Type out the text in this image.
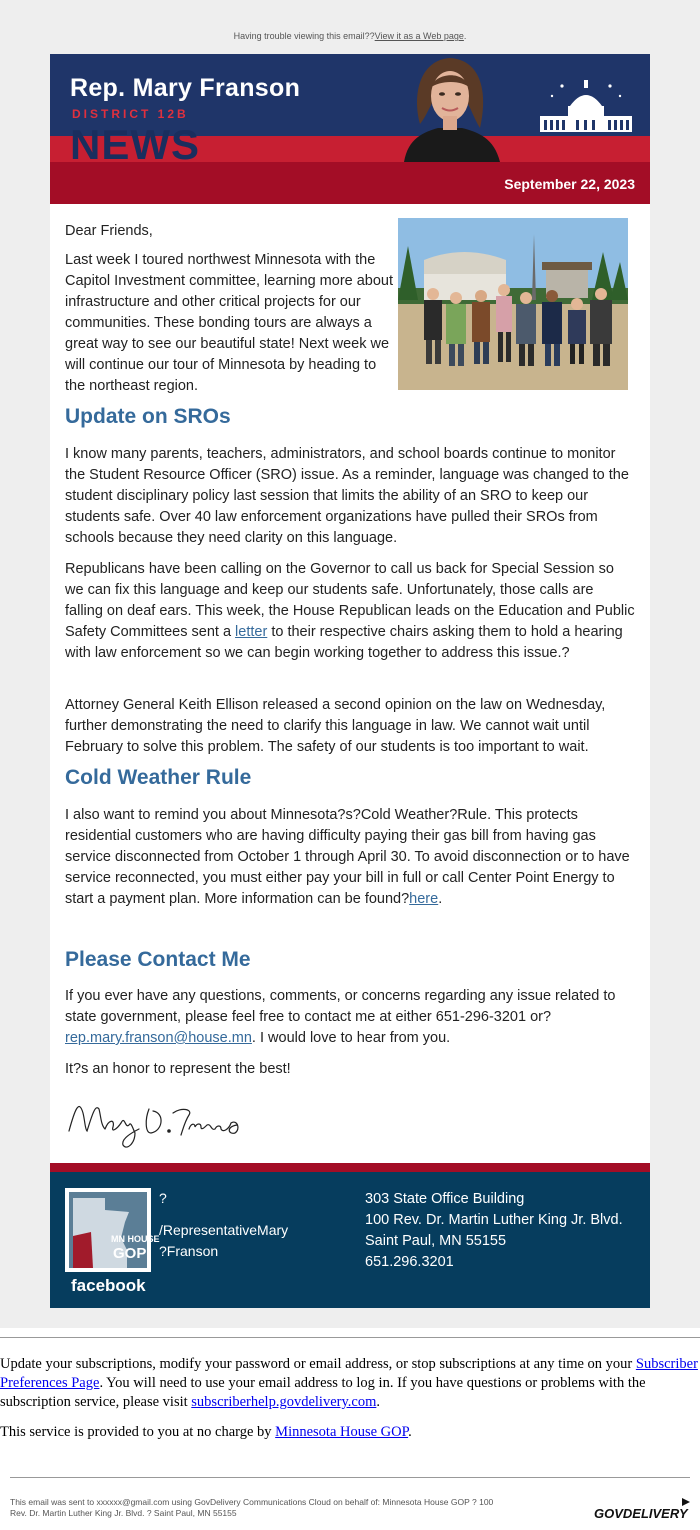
Having trouble viewing this email??View it as a Web page.
Rep. Mary Franson
DISTRICT 12B
NEWS
September 22, 2023

Dear Friends,

Last week I toured northwest Minnesota with the Capitol Investment committee, learning more about infrastructure and other critical projects for our communities. These bonding tours are always a great way to see our beautiful state! Next week we will continue our tour of Minnesota by heading to the northeast region.

Update on SROs

I know many parents, teachers, administrators, and school boards continue to monitor the Student Resource Officer (SRO) issue. As a reminder, language was changed to the student disciplinary policy last session that limits the ability of an SRO to keep our students safe. Over 40 law enforcement organizations have pulled their SROs from schools because they need clarity on this language.

Republicans have been calling on the Governor to call us back for Special Session so we can fix this language and keep our students safe. Unfortunately, those calls are falling on deaf ears. This week, the House Republican leads on the Education and Public Safety Committees sent a letter to their respective chairs asking them to hold a hearing with law enforcement so we can begin working together to address this issue.?

Attorney General Keith Ellison released a second opinion on the law on Wednesday, further demonstrating the need to clarify this language in law. We cannot wait until February to solve this problem. The safety of our students is too important to wait.

Cold Weather Rule

I also want to remind you about Minnesota?s?Cold Weather?Rule. This protects residential customers who are having difficulty paying their gas bill from having gas service disconnected from October 1 through April 30. To avoid disconnection or to have service reconnected, you must either pay your bill in full or call Center Point Energy to start a payment plan. More information can be found?here.

Please Contact Me

If you ever have any questions, comments, or concerns regarding any issue related to state government, please feel free to contact me at either 651-296-3201 or? rep.mary.franson@house.mn. I would love to hear from you.

It?s an honor to represent the best!

MN HOUSE
GOP
facebook
?
/RepresentativeMary
?Franson
303 State Office Building
100 Rev. Dr. Martin Luther King Jr. Blvd.
Saint Paul, MN 55155
651.296.3201

Update your subscriptions, modify your password or email address, or stop subscriptions at any time on your Subscriber Preferences Page. You will need to use your email address to log in. If you have questions or problems with the subscription service, please visit subscriberhelp.govdelivery.com.

This service is provided to you at no charge by Minnesota House GOP.
This email was sent to xxxxxx@gmail.com using GovDelivery Communications Cloud on behalf of: Minnesota House GOP ? 100
Rev. Dr. Martin Luther King Jr. Blvd. ? Saint Paul, MN 55155	GOVDELIVERY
□ □ □
• [GIVEN EXERCISE]: Search the data for the string "about" and copy each line where it appears.

• [FINAL RESULT]:
Last week I toured northwest Minnesota with the Capitol Investment committee, learning more about infrastructure and other critical projects for our communities. These bonding tours are always a great way to see our beautiful state! Next week we will continue our tour of Minnesota by heading to the northeast region.
I also want to remind you about Minnesota?s?Cold Weather?Rule. This protects residential customers who are having difficulty paying their gas bill from having gas service disconnected from October 1 through April 30. To avoid disconnection or to have service reconnected, you must either pay your bill in full or call Center Point Energy to start a payment plan. More information can be found?here.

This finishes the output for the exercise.